## PROBLEM TO WORK ON
Only lines with the word "title" are needed; collect each of them from the listing below.

====== THE RECORDS ======

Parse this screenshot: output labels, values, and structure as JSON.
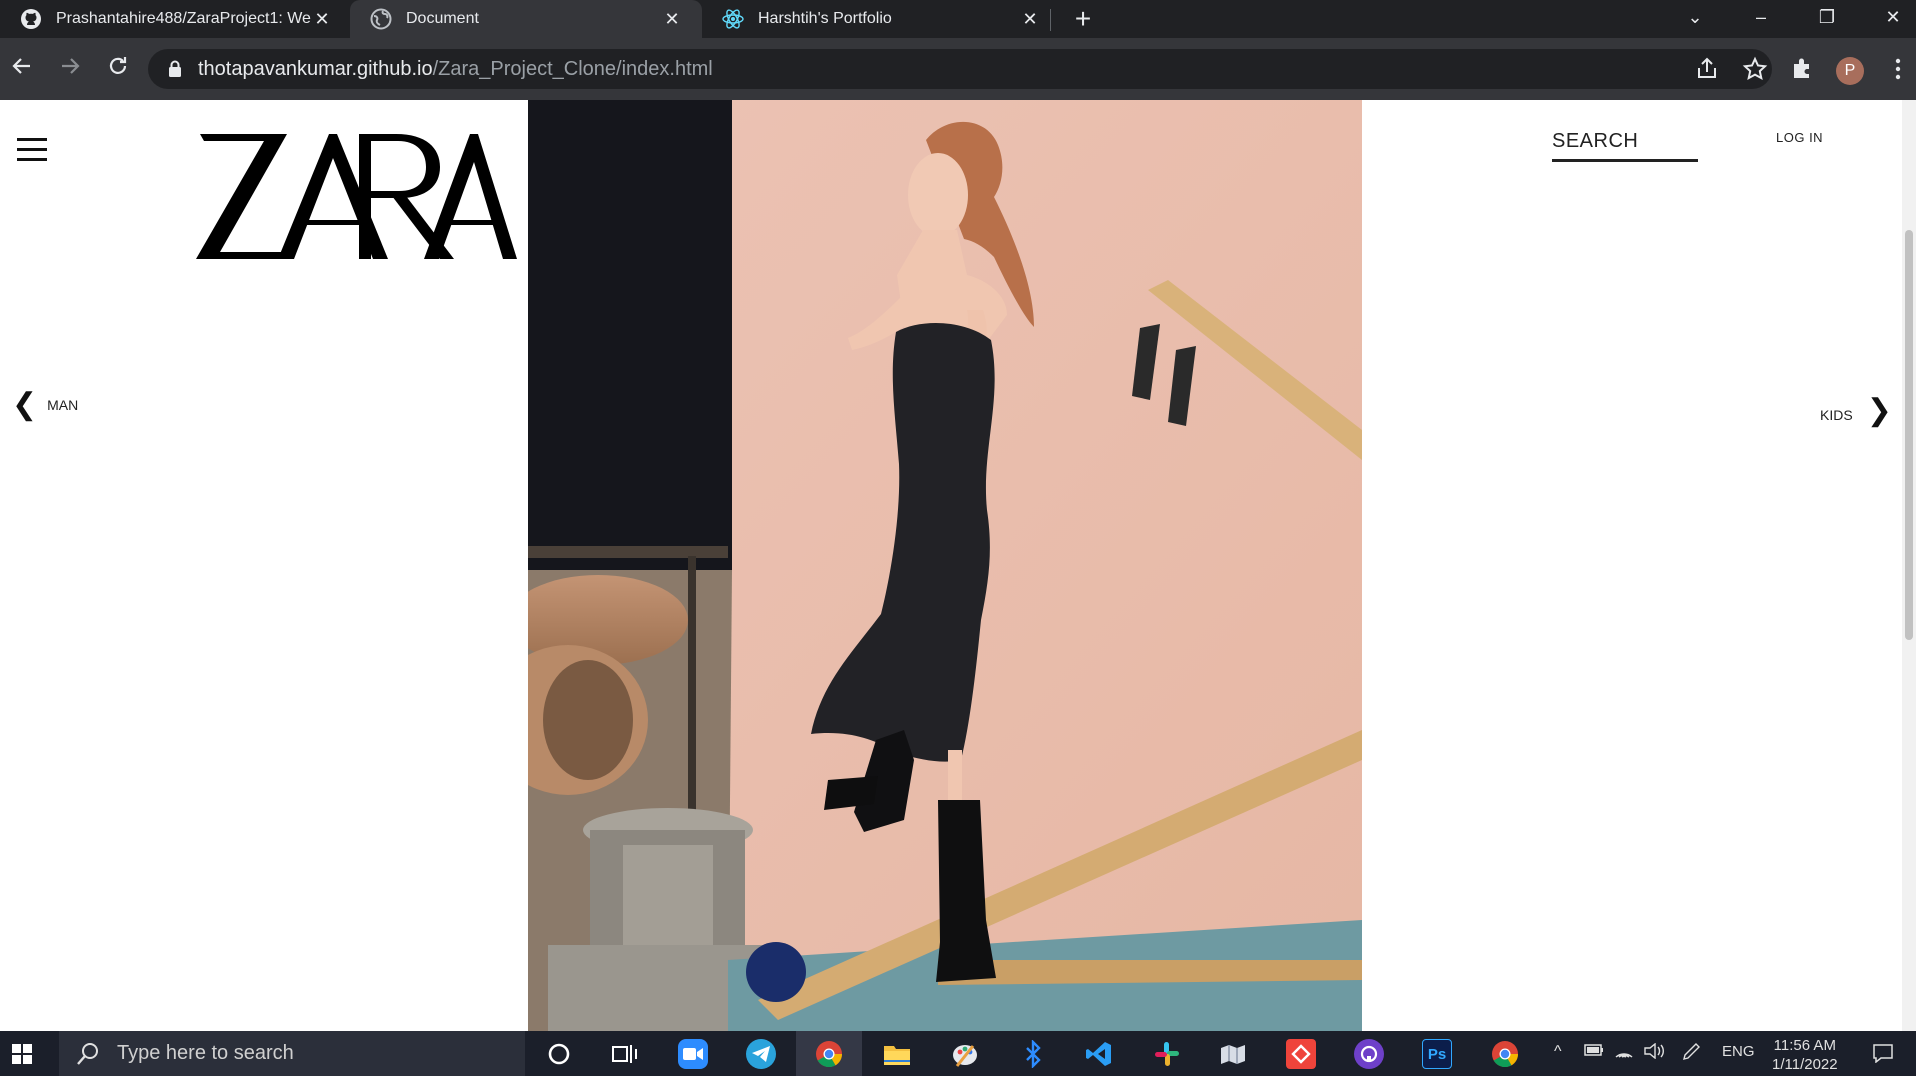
{
  "browser": {
    "tabs": [
      {
        "title": "Prashantahire488/ZaraProject1: We",
        "icon": "github-icon",
        "active": false
      },
      {
        "title": "Document",
        "icon": "globe-icon",
        "active": true
      },
      {
        "title": "Harshtih's Portfolio",
        "icon": "react-icon",
        "active": false
      }
    ],
    "url_domain": "thotapavankumar.github.io",
    "url_path": "/Zara_Project_Clone/index.html",
    "profile_initial": "P"
  },
  "site": {
    "logo_text": "ZARA",
    "search_label": "SEARCH",
    "login_label": "LOG IN",
    "prev_category": "MAN",
    "next_category": "KIDS"
  },
  "taskbar": {
    "search_placeholder": "Type here to search",
    "apps": [
      "cortana-icon",
      "task-view-icon",
      "zoom-icon",
      "telegram-icon",
      "chrome-icon",
      "file-explorer-icon",
      "paint-icon",
      "bluetooth-icon",
      "vscode-icon",
      "slack-icon",
      "maps-icon",
      "anydesk-icon",
      "github-desktop-icon",
      "photoshop-icon",
      "chrome-icon"
    ],
    "photoshop_label": "Ps",
    "language": "ENG",
    "time": "11:56 AM",
    "date": "1/11/2022"
  },
  "colors": {
    "tab_bg": "#202124",
    "toolbar_bg": "#35363a",
    "taskbar_bg": "#1b1f2a",
    "hero_wall": "#ecc3b4"
  }
}
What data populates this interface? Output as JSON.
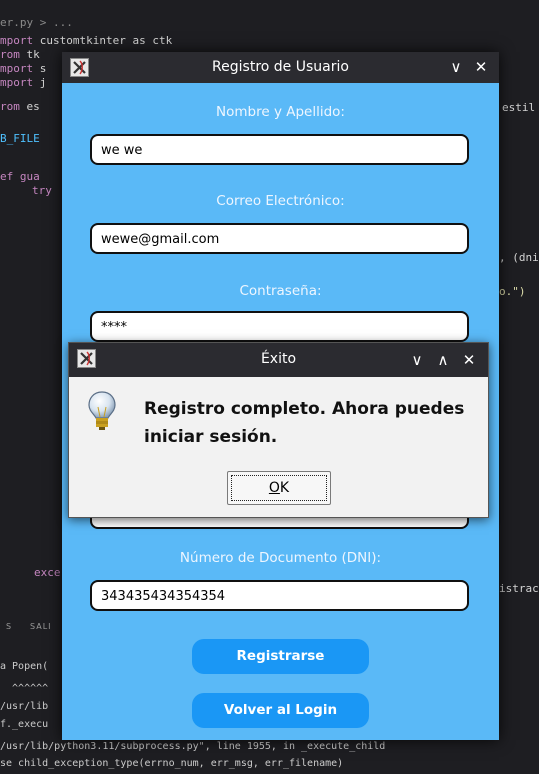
{
  "editor": {
    "breadcrumb": "er.py > ...",
    "code_lines": [
      {
        "kw": "mport",
        "rest": " customtkinter as ctk"
      },
      {
        "kw": "rom",
        "rest": " tk"
      },
      {
        "kw": "mport",
        "rest": " s"
      },
      {
        "kw": "mport",
        "rest": " j"
      },
      {
        "kw": "rom",
        "rest": " es"
      }
    ],
    "db_file": "B_FILE",
    "def_line": "ef gua",
    "try_line": "try",
    "exc_line": "exce",
    "right_frag_1": "estil",
    "right_frag_2": ", (dni",
    "right_frag_3": "o.\")",
    "right_frag_4": "istrac",
    "panel_tab_1": "S",
    "panel_tab_2": "SALI",
    "terminal_lines": [
      "a Popen(",
      "  ^^^^^^",
      "/usr/lib",
      "f._execu",
      "/usr/lib/python3.11/subprocess.py\", line 1955, in _execute_child",
      "se child_exception_type(errno_num, err_msg, err_filename)"
    ]
  },
  "main_window": {
    "title": "Registro de Usuario",
    "controls": {
      "minimize": "∨",
      "close": "✕"
    },
    "fields": [
      {
        "label": "Nombre y Apellido:",
        "value": "we we"
      },
      {
        "label": "Correo Electrónico:",
        "value": "wewe@gmail.com"
      },
      {
        "label": "Contraseña:",
        "value": "****"
      },
      {
        "label": "Número de Documento (DNI):",
        "value": "343435434354354"
      }
    ],
    "register_button": "Registrarse",
    "back_button": "Volver al Login"
  },
  "dialog": {
    "title": "Éxito",
    "controls": {
      "minimize": "∨",
      "maximize": "∧",
      "close": "✕"
    },
    "message_line_1": "Registro completo. Ahora puedes",
    "message_line_2": "iniciar sesión.",
    "ok_mnemonic": "O",
    "ok_rest": "K",
    "icon": "lightbulb-icon"
  }
}
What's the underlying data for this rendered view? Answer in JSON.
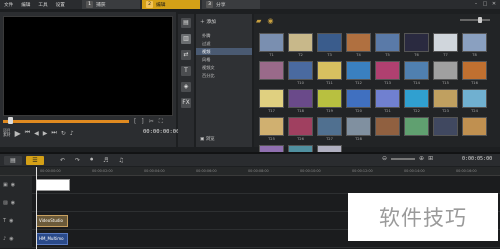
{
  "menu": [
    "文件",
    "编辑",
    "工具",
    "设置"
  ],
  "steps": [
    {
      "num": "1",
      "label": "捕获",
      "active": false
    },
    {
      "num": "2",
      "label": "编辑",
      "active": true
    },
    {
      "num": "3",
      "label": "分享",
      "active": false
    }
  ],
  "window_controls": [
    "–",
    "□",
    "✕"
  ],
  "preview": {
    "timecode": "00:00:00:00",
    "mode_labels": [
      "项目",
      "素材"
    ],
    "progress": 1.0
  },
  "library": {
    "add_label": "添加",
    "categories": [
      "扑腾",
      "过滤",
      "视频",
      "风格",
      "视频文",
      "百分比"
    ],
    "selected_category": 2,
    "browse_label": "浏览",
    "thumb_labels": [
      "T1",
      "T2",
      "T3",
      "T4",
      "T5",
      "T6",
      "T7",
      "T8",
      "",
      "T10",
      "T11",
      "T12",
      "T13",
      "T14",
      "T15",
      "T16",
      "T17",
      "T18",
      "T19",
      "T20",
      "T21",
      "T22",
      "T23",
      "T24",
      "T25",
      "T26",
      "T27",
      "T28",
      "",
      "",
      "",
      "",
      "",
      "",
      ""
    ]
  },
  "timeline": {
    "duration": "0:00:05:00",
    "ruler_ticks": [
      "00:00:00:00",
      "00:00:02:00",
      "00:00:04:00",
      "00:00:06:00",
      "00:00:08:00",
      "00:00:10:00",
      "00:00:12:00",
      "00:00:14:00",
      "00:00:16:00"
    ],
    "clips": [
      {
        "label": "",
        "track": 0
      },
      {
        "label": "VideoStudio",
        "track": 2
      },
      {
        "label": "HM_Multimo",
        "track": 3
      }
    ]
  },
  "watermark": "软件技巧",
  "colors": {
    "accent": "#d4a017",
    "panel": "#2a2c2f",
    "selection": "#4a5a72"
  }
}
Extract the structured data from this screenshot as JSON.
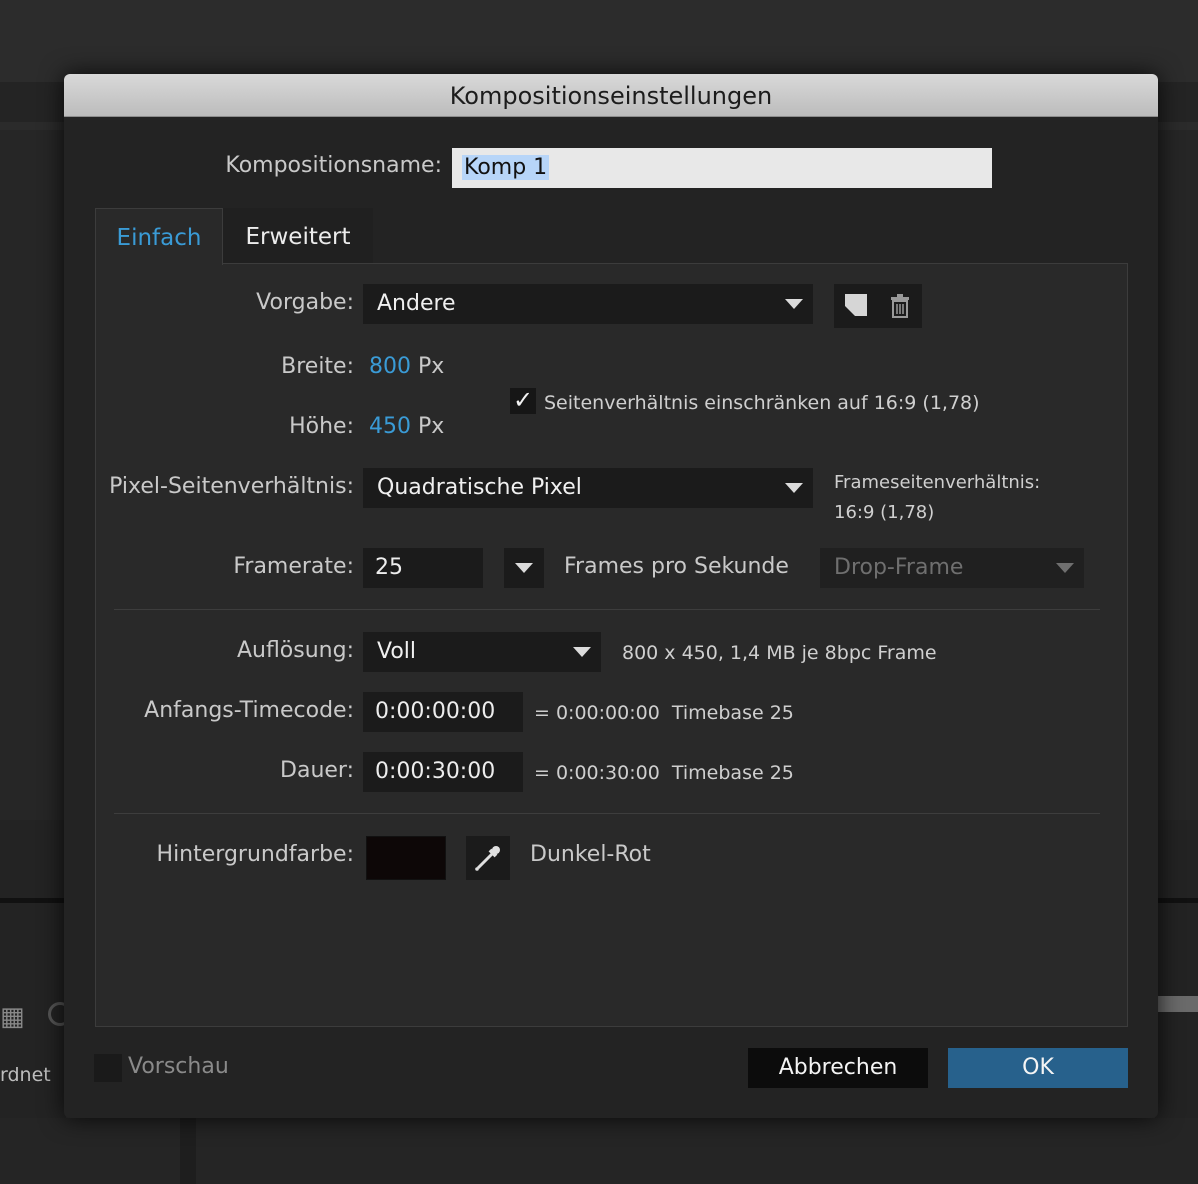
{
  "background": {
    "partial_label": "rdnet"
  },
  "dialog": {
    "title": "Kompositionseinstellungen",
    "name_label": "Kompositionsname:",
    "name_value": "Komp 1",
    "tabs": [
      {
        "label": "Einfach",
        "active": true
      },
      {
        "label": "Erweitert",
        "active": false
      }
    ],
    "preset_label": "Vorgabe:",
    "preset_value": "Andere",
    "width_label": "Breite:",
    "width_value": "800",
    "height_label": "Höhe:",
    "height_value": "450",
    "unit": "Px",
    "lock_aspect_label": "Seitenverhältnis einschränken auf 16:9 (1,78)",
    "lock_aspect_checked": true,
    "check_glyph": "✓",
    "pixel_aspect_label": "Pixel-Seitenverhältnis:",
    "pixel_aspect_value": "Quadratische Pixel",
    "frame_aspect_label": "Frameseitenverhältnis:",
    "frame_aspect_value": "16:9 (1,78)",
    "framerate_label": "Framerate:",
    "framerate_value": "25",
    "framerate_unit": "Frames pro Sekunde",
    "dropframe_value": "Drop-Frame",
    "resolution_label": "Auflösung:",
    "resolution_value": "Voll",
    "resolution_info": "800 x 450, 1,4 MB je 8bpc Frame",
    "start_tc_label": "Anfangs-Timecode:",
    "start_tc_value": "0:00:00:00",
    "start_tc_info": "= 0:00:00:00  Timebase 25",
    "duration_label": "Dauer:",
    "duration_value": "0:00:30:00",
    "duration_info": "= 0:00:30:00  Timebase 25",
    "bgcolor_label": "Hintergrundfarbe:",
    "bgcolor_name": "Dunkel-Rot",
    "preview_label": "Vorschau",
    "cancel_label": "Abbrechen",
    "ok_label": "OK"
  },
  "colors": {
    "accent": "#3a9bd6",
    "ok_button": "#27618c",
    "swatch": "#0d0707"
  },
  "icons": [
    "save-preset-icon",
    "trash-icon",
    "eyedropper-icon",
    "checkbox-icon",
    "dropdown-caret-icon"
  ]
}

======

## WRITTEN ANSWER
        "title": "Prashantahire488/ZaraProject1: We",
        "title": "Document",
        "title": "Harshtih's Portfolio",
    "title": "Registro de Usuario",
    "title": "Éxito",
    "title": "Kompositionseinstellungen",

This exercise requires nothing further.